- _Exercise_:
Output every line below without omitting or altering anything.

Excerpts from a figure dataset
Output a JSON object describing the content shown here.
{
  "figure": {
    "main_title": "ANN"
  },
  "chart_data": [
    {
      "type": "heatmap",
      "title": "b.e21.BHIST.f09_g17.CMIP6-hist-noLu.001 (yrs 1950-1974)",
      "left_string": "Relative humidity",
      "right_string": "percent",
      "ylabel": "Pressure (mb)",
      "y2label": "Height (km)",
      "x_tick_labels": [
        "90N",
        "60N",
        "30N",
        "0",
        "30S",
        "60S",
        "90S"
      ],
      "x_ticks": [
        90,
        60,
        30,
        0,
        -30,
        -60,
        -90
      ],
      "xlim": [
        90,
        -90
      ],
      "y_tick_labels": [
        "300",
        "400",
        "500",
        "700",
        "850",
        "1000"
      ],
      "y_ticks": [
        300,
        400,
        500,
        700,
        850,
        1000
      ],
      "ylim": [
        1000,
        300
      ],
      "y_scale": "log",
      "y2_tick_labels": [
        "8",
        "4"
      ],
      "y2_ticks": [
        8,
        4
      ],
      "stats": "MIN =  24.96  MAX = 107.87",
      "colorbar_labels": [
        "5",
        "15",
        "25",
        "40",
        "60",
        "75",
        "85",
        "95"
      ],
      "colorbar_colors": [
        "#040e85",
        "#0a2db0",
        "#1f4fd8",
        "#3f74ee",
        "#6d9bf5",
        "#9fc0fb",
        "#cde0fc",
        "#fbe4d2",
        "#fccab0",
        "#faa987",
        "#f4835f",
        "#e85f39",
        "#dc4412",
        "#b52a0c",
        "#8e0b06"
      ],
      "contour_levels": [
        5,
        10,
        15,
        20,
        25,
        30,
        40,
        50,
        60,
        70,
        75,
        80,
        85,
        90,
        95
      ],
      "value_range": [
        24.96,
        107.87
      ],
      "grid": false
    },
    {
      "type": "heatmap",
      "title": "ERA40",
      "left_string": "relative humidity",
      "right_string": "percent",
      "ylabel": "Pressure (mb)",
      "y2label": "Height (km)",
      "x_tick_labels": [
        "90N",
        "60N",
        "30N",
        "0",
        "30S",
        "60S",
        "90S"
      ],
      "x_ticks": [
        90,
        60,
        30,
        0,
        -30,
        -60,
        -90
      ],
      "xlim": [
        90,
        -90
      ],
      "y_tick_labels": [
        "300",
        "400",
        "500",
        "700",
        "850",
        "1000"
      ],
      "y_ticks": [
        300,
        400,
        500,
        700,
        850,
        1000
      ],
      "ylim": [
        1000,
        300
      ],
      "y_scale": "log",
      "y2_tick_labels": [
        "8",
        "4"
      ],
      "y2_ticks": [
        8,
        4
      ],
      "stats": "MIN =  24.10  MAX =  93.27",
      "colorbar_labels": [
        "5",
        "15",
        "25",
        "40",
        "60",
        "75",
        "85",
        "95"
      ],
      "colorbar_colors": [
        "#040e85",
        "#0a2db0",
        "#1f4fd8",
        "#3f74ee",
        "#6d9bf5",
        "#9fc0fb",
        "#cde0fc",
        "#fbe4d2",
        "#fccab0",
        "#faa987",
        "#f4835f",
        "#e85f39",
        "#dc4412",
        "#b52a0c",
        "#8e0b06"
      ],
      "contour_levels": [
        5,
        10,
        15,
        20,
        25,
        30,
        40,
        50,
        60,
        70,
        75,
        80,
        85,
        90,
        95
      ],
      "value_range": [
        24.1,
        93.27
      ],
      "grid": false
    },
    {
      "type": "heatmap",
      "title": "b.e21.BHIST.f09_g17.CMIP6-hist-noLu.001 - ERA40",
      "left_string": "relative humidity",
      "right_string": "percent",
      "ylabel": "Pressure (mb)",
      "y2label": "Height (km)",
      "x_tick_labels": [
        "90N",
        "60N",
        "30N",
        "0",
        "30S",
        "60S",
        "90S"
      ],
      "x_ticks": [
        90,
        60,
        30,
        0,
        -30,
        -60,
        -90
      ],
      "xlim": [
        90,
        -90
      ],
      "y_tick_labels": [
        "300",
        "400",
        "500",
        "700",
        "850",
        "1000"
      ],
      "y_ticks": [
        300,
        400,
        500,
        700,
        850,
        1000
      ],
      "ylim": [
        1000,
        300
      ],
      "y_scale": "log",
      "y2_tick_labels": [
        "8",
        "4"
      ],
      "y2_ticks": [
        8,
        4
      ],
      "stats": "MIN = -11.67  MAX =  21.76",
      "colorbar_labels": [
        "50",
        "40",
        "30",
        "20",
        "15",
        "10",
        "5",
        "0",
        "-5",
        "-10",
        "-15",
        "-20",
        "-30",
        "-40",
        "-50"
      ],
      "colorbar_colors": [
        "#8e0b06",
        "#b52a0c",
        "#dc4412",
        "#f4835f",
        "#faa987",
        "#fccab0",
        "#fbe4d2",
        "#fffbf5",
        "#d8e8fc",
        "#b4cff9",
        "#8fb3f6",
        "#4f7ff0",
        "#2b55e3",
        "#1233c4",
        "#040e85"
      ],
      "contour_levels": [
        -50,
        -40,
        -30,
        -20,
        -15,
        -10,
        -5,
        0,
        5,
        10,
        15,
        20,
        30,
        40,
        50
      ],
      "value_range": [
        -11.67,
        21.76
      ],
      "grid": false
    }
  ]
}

- _Full solution_:
Output a JSON object describing the content shown here.
{
  "figure": {
    "main_title": "ANN"
  },
  "chart_data": [
    {
      "type": "heatmap",
      "title": "b.e21.BHIST.f09_g17.CMIP6-hist-noLu.001 (yrs 1950-1974)",
      "left_string": "Relative humidity",
      "right_string": "percent",
      "ylabel": "Pressure (mb)",
      "y2label": "Height (km)",
      "x_tick_labels": [
        "90N",
        "60N",
        "30N",
        "0",
        "30S",
        "60S",
        "90S"
      ],
      "x_ticks": [
        90,
        60,
        30,
        0,
        -30,
        -60,
        -90
      ],
      "xlim": [
        90,
        -90
      ],
      "y_tick_labels": [
        "300",
        "400",
        "500",
        "700",
        "850",
        "1000"
      ],
      "y_ticks": [
        300,
        400,
        500,
        700,
        850,
        1000
      ],
      "ylim": [
        1000,
        300
      ],
      "y_scale": "log",
      "y2_tick_labels": [
        "8",
        "4"
      ],
      "y2_ticks": [
        8,
        4
      ],
      "stats": "MIN =  24.96  MAX = 107.87",
      "colorbar_labels": [
        "5",
        "15",
        "25",
        "40",
        "60",
        "75",
        "85",
        "95"
      ],
      "colorbar_colors": [
        "#040e85",
        "#0a2db0",
        "#1f4fd8",
        "#3f74ee",
        "#6d9bf5",
        "#9fc0fb",
        "#cde0fc",
        "#fbe4d2",
        "#fccab0",
        "#faa987",
        "#f4835f",
        "#e85f39",
        "#dc4412",
        "#b52a0c",
        "#8e0b06"
      ],
      "contour_levels": [
        5,
        10,
        15,
        20,
        25,
        30,
        40,
        50,
        60,
        70,
        75,
        80,
        85,
        90,
        95
      ],
      "value_range": [
        24.96,
        107.87
      ],
      "grid": false
    },
    {
      "type": "heatmap",
      "title": "ERA40",
      "left_string": "relative humidity",
      "right_string": "percent",
      "ylabel": "Pressure (mb)",
      "y2label": "Height (km)",
      "x_tick_labels": [
        "90N",
        "60N",
        "30N",
        "0",
        "30S",
        "60S",
        "90S"
      ],
      "x_ticks": [
        90,
        60,
        30,
        0,
        -30,
        -60,
        -90
      ],
      "xlim": [
        90,
        -90
      ],
      "y_tick_labels": [
        "300",
        "400",
        "500",
        "700",
        "850",
        "1000"
      ],
      "y_ticks": [
        300,
        400,
        500,
        700,
        850,
        1000
      ],
      "ylim": [
        1000,
        300
      ],
      "y_scale": "log",
      "y2_tick_labels": [
        "8",
        "4"
      ],
      "y2_ticks": [
        8,
        4
      ],
      "stats": "MIN =  24.10  MAX =  93.27",
      "colorbar_labels": [
        "5",
        "15",
        "25",
        "40",
        "60",
        "75",
        "85",
        "95"
      ],
      "colorbar_colors": [
        "#040e85",
        "#0a2db0",
        "#1f4fd8",
        "#3f74ee",
        "#6d9bf5",
        "#9fc0fb",
        "#cde0fc",
        "#fbe4d2",
        "#fccab0",
        "#faa987",
        "#f4835f",
        "#e85f39",
        "#dc4412",
        "#b52a0c",
        "#8e0b06"
      ],
      "contour_levels": [
        5,
        10,
        15,
        20,
        25,
        30,
        40,
        50,
        60,
        70,
        75,
        80,
        85,
        90,
        95
      ],
      "value_range": [
        24.1,
        93.27
      ],
      "grid": false
    },
    {
      "type": "heatmap",
      "title": "b.e21.BHIST.f09_g17.CMIP6-hist-noLu.001 - ERA40",
      "left_string": "relative humidity",
      "right_string": "percent",
      "ylabel": "Pressure (mb)",
      "y2label": "Height (km)",
      "x_tick_labels": [
        "90N",
        "60N",
        "30N",
        "0",
        "30S",
        "60S",
        "90S"
      ],
      "x_ticks": [
        90,
        60,
        30,
        0,
        -30,
        -60,
        -90
      ],
      "xlim": [
        90,
        -90
      ],
      "y_tick_labels": [
        "300",
        "400",
        "500",
        "700",
        "850",
        "1000"
      ],
      "y_ticks": [
        300,
        400,
        500,
        700,
        850,
        1000
      ],
      "ylim": [
        1000,
        300
      ],
      "y_scale": "log",
      "y2_tick_labels": [
        "8",
        "4"
      ],
      "y2_ticks": [
        8,
        4
      ],
      "stats": "MIN = -11.67  MAX =  21.76",
      "colorbar_labels": [
        "50",
        "40",
        "30",
        "20",
        "15",
        "10",
        "5",
        "0",
        "-5",
        "-10",
        "-15",
        "-20",
        "-30",
        "-40",
        "-50"
      ],
      "colorbar_colors": [
        "#8e0b06",
        "#b52a0c",
        "#dc4412",
        "#f4835f",
        "#faa987",
        "#fccab0",
        "#fbe4d2",
        "#fffbf5",
        "#d8e8fc",
        "#b4cff9",
        "#8fb3f6",
        "#4f7ff0",
        "#2b55e3",
        "#1233c4",
        "#040e85"
      ],
      "contour_levels": [
        -50,
        -40,
        -30,
        -20,
        -15,
        -10,
        -5,
        0,
        5,
        10,
        15,
        20,
        30,
        40,
        50
      ],
      "value_range": [
        -11.67,
        21.76
      ],
      "grid": false
    }
  ]
}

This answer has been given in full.